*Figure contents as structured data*

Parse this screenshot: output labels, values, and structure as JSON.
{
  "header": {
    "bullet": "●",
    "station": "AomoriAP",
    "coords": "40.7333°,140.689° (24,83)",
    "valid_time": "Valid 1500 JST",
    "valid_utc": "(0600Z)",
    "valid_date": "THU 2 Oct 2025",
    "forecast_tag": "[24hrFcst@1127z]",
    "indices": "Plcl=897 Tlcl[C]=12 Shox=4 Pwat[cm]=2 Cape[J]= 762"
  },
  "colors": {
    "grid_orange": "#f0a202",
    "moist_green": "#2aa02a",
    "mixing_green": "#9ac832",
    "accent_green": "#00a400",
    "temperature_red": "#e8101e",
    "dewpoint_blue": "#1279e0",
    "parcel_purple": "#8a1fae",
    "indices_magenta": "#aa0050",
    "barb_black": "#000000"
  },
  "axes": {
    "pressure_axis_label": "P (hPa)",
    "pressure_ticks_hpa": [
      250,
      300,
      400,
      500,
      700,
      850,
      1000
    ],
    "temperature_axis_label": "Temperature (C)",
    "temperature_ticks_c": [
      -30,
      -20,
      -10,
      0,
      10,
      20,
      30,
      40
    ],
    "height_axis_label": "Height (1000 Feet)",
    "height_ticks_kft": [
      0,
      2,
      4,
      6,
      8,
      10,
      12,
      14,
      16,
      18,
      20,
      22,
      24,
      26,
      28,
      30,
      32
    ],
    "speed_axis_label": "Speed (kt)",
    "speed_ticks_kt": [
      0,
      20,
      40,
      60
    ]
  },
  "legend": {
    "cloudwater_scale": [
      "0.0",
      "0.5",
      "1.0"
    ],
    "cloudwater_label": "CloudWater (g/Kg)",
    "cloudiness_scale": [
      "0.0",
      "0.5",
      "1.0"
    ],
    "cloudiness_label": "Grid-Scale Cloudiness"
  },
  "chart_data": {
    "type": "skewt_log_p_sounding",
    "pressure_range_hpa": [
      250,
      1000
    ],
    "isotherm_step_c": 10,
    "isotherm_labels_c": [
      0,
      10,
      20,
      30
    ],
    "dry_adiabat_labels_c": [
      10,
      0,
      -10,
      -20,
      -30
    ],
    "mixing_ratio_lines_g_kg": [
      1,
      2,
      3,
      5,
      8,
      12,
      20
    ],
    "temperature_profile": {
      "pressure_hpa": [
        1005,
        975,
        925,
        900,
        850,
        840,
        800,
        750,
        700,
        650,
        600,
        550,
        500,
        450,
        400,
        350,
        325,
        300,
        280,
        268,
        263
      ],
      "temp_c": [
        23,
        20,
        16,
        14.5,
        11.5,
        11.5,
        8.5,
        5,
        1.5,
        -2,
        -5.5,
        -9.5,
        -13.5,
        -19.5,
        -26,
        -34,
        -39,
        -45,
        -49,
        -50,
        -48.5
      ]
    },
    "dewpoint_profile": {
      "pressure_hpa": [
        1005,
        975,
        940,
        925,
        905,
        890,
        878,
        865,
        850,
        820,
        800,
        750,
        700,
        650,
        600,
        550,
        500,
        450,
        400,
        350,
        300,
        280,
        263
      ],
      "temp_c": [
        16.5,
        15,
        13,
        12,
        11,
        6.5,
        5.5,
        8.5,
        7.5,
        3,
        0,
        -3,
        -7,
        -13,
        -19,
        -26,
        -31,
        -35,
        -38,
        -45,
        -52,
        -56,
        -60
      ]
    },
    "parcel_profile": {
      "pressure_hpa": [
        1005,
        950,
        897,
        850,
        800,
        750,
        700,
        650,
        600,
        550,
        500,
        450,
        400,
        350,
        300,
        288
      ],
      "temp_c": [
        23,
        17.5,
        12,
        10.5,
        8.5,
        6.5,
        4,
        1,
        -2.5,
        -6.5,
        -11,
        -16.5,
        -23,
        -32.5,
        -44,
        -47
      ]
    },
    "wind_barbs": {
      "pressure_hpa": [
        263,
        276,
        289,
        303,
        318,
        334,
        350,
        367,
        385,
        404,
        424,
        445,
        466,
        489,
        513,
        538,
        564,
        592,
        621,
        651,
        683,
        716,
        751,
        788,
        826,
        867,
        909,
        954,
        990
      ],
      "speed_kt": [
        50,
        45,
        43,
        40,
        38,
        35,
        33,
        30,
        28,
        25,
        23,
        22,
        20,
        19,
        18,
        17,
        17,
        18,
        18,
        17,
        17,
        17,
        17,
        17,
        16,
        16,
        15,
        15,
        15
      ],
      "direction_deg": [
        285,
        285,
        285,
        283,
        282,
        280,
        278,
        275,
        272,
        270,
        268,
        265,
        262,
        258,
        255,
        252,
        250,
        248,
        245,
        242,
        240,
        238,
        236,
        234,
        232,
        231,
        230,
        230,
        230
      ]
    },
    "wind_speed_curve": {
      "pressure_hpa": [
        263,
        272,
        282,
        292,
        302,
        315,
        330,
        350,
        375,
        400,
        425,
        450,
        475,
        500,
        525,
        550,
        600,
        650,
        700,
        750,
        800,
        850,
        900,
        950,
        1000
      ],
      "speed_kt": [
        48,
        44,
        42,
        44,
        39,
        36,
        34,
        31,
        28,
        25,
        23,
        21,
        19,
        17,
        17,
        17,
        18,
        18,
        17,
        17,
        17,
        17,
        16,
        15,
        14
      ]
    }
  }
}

*Given instruction*
Using the entries above, please restate each one word for word.

*Final result*
Parse this screenshot: output labels, values, and structure as JSON.
{
  "header": {
    "bullet": "●",
    "station": "AomoriAP",
    "coords": "40.7333°,140.689° (24,83)",
    "valid_time": "Valid 1500 JST",
    "valid_utc": "(0600Z)",
    "valid_date": "THU 2 Oct 2025",
    "forecast_tag": "[24hrFcst@1127z]",
    "indices": "Plcl=897 Tlcl[C]=12 Shox=4 Pwat[cm]=2 Cape[J]= 762"
  },
  "colors": {
    "grid_orange": "#f0a202",
    "moist_green": "#2aa02a",
    "mixing_green": "#9ac832",
    "accent_green": "#00a400",
    "temperature_red": "#e8101e",
    "dewpoint_blue": "#1279e0",
    "parcel_purple": "#8a1fae",
    "indices_magenta": "#aa0050",
    "barb_black": "#000000"
  },
  "axes": {
    "pressure_axis_label": "P (hPa)",
    "pressure_ticks_hpa": [
      250,
      300,
      400,
      500,
      700,
      850,
      1000
    ],
    "temperature_axis_label": "Temperature (C)",
    "temperature_ticks_c": [
      -30,
      -20,
      -10,
      0,
      10,
      20,
      30,
      40
    ],
    "height_axis_label": "Height (1000 Feet)",
    "height_ticks_kft": [
      0,
      2,
      4,
      6,
      8,
      10,
      12,
      14,
      16,
      18,
      20,
      22,
      24,
      26,
      28,
      30,
      32
    ],
    "speed_axis_label": "Speed (kt)",
    "speed_ticks_kt": [
      0,
      20,
      40,
      60
    ]
  },
  "legend": {
    "cloudwater_scale": [
      "0.0",
      "0.5",
      "1.0"
    ],
    "cloudwater_label": "CloudWater (g/Kg)",
    "cloudiness_scale": [
      "0.0",
      "0.5",
      "1.0"
    ],
    "cloudiness_label": "Grid-Scale Cloudiness"
  },
  "chart_data": {
    "type": "skewt_log_p_sounding",
    "pressure_range_hpa": [
      250,
      1000
    ],
    "isotherm_step_c": 10,
    "isotherm_labels_c": [
      0,
      10,
      20,
      30
    ],
    "dry_adiabat_labels_c": [
      10,
      0,
      -10,
      -20,
      -30
    ],
    "mixing_ratio_lines_g_kg": [
      1,
      2,
      3,
      5,
      8,
      12,
      20
    ],
    "temperature_profile": {
      "pressure_hpa": [
        1005,
        975,
        925,
        900,
        850,
        840,
        800,
        750,
        700,
        650,
        600,
        550,
        500,
        450,
        400,
        350,
        325,
        300,
        280,
        268,
        263
      ],
      "temp_c": [
        23,
        20,
        16,
        14.5,
        11.5,
        11.5,
        8.5,
        5,
        1.5,
        -2,
        -5.5,
        -9.5,
        -13.5,
        -19.5,
        -26,
        -34,
        -39,
        -45,
        -49,
        -50,
        -48.5
      ]
    },
    "dewpoint_profile": {
      "pressure_hpa": [
        1005,
        975,
        940,
        925,
        905,
        890,
        878,
        865,
        850,
        820,
        800,
        750,
        700,
        650,
        600,
        550,
        500,
        450,
        400,
        350,
        300,
        280,
        263
      ],
      "temp_c": [
        16.5,
        15,
        13,
        12,
        11,
        6.5,
        5.5,
        8.5,
        7.5,
        3,
        0,
        -3,
        -7,
        -13,
        -19,
        -26,
        -31,
        -35,
        -38,
        -45,
        -52,
        -56,
        -60
      ]
    },
    "parcel_profile": {
      "pressure_hpa": [
        1005,
        950,
        897,
        850,
        800,
        750,
        700,
        650,
        600,
        550,
        500,
        450,
        400,
        350,
        300,
        288
      ],
      "temp_c": [
        23,
        17.5,
        12,
        10.5,
        8.5,
        6.5,
        4,
        1,
        -2.5,
        -6.5,
        -11,
        -16.5,
        -23,
        -32.5,
        -44,
        -47
      ]
    },
    "wind_barbs": {
      "pressure_hpa": [
        263,
        276,
        289,
        303,
        318,
        334,
        350,
        367,
        385,
        404,
        424,
        445,
        466,
        489,
        513,
        538,
        564,
        592,
        621,
        651,
        683,
        716,
        751,
        788,
        826,
        867,
        909,
        954,
        990
      ],
      "speed_kt": [
        50,
        45,
        43,
        40,
        38,
        35,
        33,
        30,
        28,
        25,
        23,
        22,
        20,
        19,
        18,
        17,
        17,
        18,
        18,
        17,
        17,
        17,
        17,
        17,
        16,
        16,
        15,
        15,
        15
      ],
      "direction_deg": [
        285,
        285,
        285,
        283,
        282,
        280,
        278,
        275,
        272,
        270,
        268,
        265,
        262,
        258,
        255,
        252,
        250,
        248,
        245,
        242,
        240,
        238,
        236,
        234,
        232,
        231,
        230,
        230,
        230
      ]
    },
    "wind_speed_curve": {
      "pressure_hpa": [
        263,
        272,
        282,
        292,
        302,
        315,
        330,
        350,
        375,
        400,
        425,
        450,
        475,
        500,
        525,
        550,
        600,
        650,
        700,
        750,
        800,
        850,
        900,
        950,
        1000
      ],
      "speed_kt": [
        48,
        44,
        42,
        44,
        39,
        36,
        34,
        31,
        28,
        25,
        23,
        21,
        19,
        17,
        17,
        17,
        18,
        18,
        17,
        17,
        17,
        17,
        16,
        15,
        14
      ]
    }
  }
}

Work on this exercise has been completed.